Print the complete set of entries exactly.
____
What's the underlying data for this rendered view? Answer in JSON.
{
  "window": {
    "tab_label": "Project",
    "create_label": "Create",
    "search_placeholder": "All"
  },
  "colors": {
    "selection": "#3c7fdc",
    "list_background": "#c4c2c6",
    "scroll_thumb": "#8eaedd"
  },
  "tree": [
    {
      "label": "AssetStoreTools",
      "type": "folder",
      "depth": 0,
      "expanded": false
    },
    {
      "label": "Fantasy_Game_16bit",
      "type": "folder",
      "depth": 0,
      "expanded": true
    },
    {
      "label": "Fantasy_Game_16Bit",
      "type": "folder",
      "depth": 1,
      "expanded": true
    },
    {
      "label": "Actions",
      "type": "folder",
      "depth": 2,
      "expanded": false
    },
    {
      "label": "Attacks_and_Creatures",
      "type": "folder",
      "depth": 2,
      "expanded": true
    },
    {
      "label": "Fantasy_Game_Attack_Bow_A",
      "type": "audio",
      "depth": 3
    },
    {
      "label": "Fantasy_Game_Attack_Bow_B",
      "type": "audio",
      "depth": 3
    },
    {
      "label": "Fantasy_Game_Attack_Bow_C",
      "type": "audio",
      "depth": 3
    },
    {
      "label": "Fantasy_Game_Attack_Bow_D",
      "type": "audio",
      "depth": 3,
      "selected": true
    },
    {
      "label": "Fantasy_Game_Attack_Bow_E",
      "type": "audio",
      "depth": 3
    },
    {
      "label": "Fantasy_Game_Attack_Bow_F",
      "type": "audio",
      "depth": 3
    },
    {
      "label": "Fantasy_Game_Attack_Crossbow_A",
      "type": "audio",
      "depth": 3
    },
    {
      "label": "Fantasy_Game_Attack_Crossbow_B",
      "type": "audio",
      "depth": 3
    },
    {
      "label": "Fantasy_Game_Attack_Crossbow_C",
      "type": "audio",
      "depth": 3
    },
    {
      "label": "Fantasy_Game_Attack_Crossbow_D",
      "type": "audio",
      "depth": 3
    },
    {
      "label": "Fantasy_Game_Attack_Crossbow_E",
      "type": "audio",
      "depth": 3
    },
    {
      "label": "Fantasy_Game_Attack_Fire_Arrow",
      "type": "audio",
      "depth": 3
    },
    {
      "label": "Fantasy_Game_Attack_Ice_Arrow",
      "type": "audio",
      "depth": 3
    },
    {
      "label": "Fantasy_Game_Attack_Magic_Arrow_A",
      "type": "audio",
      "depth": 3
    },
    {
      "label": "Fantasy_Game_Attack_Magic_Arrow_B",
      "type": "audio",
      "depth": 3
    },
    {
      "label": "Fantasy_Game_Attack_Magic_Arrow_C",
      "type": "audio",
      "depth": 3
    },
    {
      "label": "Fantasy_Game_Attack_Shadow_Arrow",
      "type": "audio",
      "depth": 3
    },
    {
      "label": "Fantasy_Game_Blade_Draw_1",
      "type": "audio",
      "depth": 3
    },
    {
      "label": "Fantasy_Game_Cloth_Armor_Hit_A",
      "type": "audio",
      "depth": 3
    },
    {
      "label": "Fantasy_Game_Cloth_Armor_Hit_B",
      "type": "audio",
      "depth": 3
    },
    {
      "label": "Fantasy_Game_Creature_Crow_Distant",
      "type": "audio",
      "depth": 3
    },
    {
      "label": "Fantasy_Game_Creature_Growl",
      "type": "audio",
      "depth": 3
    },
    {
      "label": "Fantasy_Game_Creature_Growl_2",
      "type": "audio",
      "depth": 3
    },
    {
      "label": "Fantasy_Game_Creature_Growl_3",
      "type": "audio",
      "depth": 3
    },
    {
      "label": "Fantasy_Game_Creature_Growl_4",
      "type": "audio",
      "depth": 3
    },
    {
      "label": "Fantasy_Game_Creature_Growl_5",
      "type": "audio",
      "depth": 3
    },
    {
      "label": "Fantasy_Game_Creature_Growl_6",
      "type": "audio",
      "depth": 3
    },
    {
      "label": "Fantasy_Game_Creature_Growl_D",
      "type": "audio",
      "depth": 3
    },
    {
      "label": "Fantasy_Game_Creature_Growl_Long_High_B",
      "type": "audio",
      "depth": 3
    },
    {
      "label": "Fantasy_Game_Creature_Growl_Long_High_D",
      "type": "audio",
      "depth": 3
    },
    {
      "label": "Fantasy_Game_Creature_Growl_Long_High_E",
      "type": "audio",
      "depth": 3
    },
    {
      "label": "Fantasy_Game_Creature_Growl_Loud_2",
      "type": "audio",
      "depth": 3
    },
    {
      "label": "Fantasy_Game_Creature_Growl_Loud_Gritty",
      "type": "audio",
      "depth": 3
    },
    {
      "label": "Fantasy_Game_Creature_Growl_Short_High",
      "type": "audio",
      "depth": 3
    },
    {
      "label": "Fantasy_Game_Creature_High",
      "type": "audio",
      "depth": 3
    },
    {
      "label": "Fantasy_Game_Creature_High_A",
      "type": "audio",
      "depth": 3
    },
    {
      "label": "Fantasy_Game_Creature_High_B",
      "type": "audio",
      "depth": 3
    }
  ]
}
____
- _The result_:
What's the underlying data for this rendered view? Answer in JSON.
{
  "window": {
    "tab_label": "Project",
    "create_label": "Create",
    "search_placeholder": "All"
  },
  "colors": {
    "selection": "#3c7fdc",
    "list_background": "#c4c2c6",
    "scroll_thumb": "#8eaedd"
  },
  "tree": [
    {
      "label": "AssetStoreTools",
      "type": "folder",
      "depth": 0,
      "expanded": false
    },
    {
      "label": "Fantasy_Game_16bit",
      "type": "folder",
      "depth": 0,
      "expanded": true
    },
    {
      "label": "Fantasy_Game_16Bit",
      "type": "folder",
      "depth": 1,
      "expanded": true
    },
    {
      "label": "Actions",
      "type": "folder",
      "depth": 2,
      "expanded": false
    },
    {
      "label": "Attacks_and_Creatures",
      "type": "folder",
      "depth": 2,
      "expanded": true
    },
    {
      "label": "Fantasy_Game_Attack_Bow_A",
      "type": "audio",
      "depth": 3
    },
    {
      "label": "Fantasy_Game_Attack_Bow_B",
      "type": "audio",
      "depth": 3
    },
    {
      "label": "Fantasy_Game_Attack_Bow_C",
      "type": "audio",
      "depth": 3
    },
    {
      "label": "Fantasy_Game_Attack_Bow_D",
      "type": "audio",
      "depth": 3,
      "selected": true
    },
    {
      "label": "Fantasy_Game_Attack_Bow_E",
      "type": "audio",
      "depth": 3
    },
    {
      "label": "Fantasy_Game_Attack_Bow_F",
      "type": "audio",
      "depth": 3
    },
    {
      "label": "Fantasy_Game_Attack_Crossbow_A",
      "type": "audio",
      "depth": 3
    },
    {
      "label": "Fantasy_Game_Attack_Crossbow_B",
      "type": "audio",
      "depth": 3
    },
    {
      "label": "Fantasy_Game_Attack_Crossbow_C",
      "type": "audio",
      "depth": 3
    },
    {
      "label": "Fantasy_Game_Attack_Crossbow_D",
      "type": "audio",
      "depth": 3
    },
    {
      "label": "Fantasy_Game_Attack_Crossbow_E",
      "type": "audio",
      "depth": 3
    },
    {
      "label": "Fantasy_Game_Attack_Fire_Arrow",
      "type": "audio",
      "depth": 3
    },
    {
      "label": "Fantasy_Game_Attack_Ice_Arrow",
      "type": "audio",
      "depth": 3
    },
    {
      "label": "Fantasy_Game_Attack_Magic_Arrow_A",
      "type": "audio",
      "depth": 3
    },
    {
      "label": "Fantasy_Game_Attack_Magic_Arrow_B",
      "type": "audio",
      "depth": 3
    },
    {
      "label": "Fantasy_Game_Attack_Magic_Arrow_C",
      "type": "audio",
      "depth": 3
    },
    {
      "label": "Fantasy_Game_Attack_Shadow_Arrow",
      "type": "audio",
      "depth": 3
    },
    {
      "label": "Fantasy_Game_Blade_Draw_1",
      "type": "audio",
      "depth": 3
    },
    {
      "label": "Fantasy_Game_Cloth_Armor_Hit_A",
      "type": "audio",
      "depth": 3
    },
    {
      "label": "Fantasy_Game_Cloth_Armor_Hit_B",
      "type": "audio",
      "depth": 3
    },
    {
      "label": "Fantasy_Game_Creature_Crow_Distant",
      "type": "audio",
      "depth": 3
    },
    {
      "label": "Fantasy_Game_Creature_Growl",
      "type": "audio",
      "depth": 3
    },
    {
      "label": "Fantasy_Game_Creature_Growl_2",
      "type": "audio",
      "depth": 3
    },
    {
      "label": "Fantasy_Game_Creature_Growl_3",
      "type": "audio",
      "depth": 3
    },
    {
      "label": "Fantasy_Game_Creature_Growl_4",
      "type": "audio",
      "depth": 3
    },
    {
      "label": "Fantasy_Game_Creature_Growl_5",
      "type": "audio",
      "depth": 3
    },
    {
      "label": "Fantasy_Game_Creature_Growl_6",
      "type": "audio",
      "depth": 3
    },
    {
      "label": "Fantasy_Game_Creature_Growl_D",
      "type": "audio",
      "depth": 3
    },
    {
      "label": "Fantasy_Game_Creature_Growl_Long_High_B",
      "type": "audio",
      "depth": 3
    },
    {
      "label": "Fantasy_Game_Creature_Growl_Long_High_D",
      "type": "audio",
      "depth": 3
    },
    {
      "label": "Fantasy_Game_Creature_Growl_Long_High_E",
      "type": "audio",
      "depth": 3
    },
    {
      "label": "Fantasy_Game_Creature_Growl_Loud_2",
      "type": "audio",
      "depth": 3
    },
    {
      "label": "Fantasy_Game_Creature_Growl_Loud_Gritty",
      "type": "audio",
      "depth": 3
    },
    {
      "label": "Fantasy_Game_Creature_Growl_Short_High",
      "type": "audio",
      "depth": 3
    },
    {
      "label": "Fantasy_Game_Creature_High",
      "type": "audio",
      "depth": 3
    },
    {
      "label": "Fantasy_Game_Creature_High_A",
      "type": "audio",
      "depth": 3
    },
    {
      "label": "Fantasy_Game_Creature_High_B",
      "type": "audio",
      "depth": 3
    }
  ]
}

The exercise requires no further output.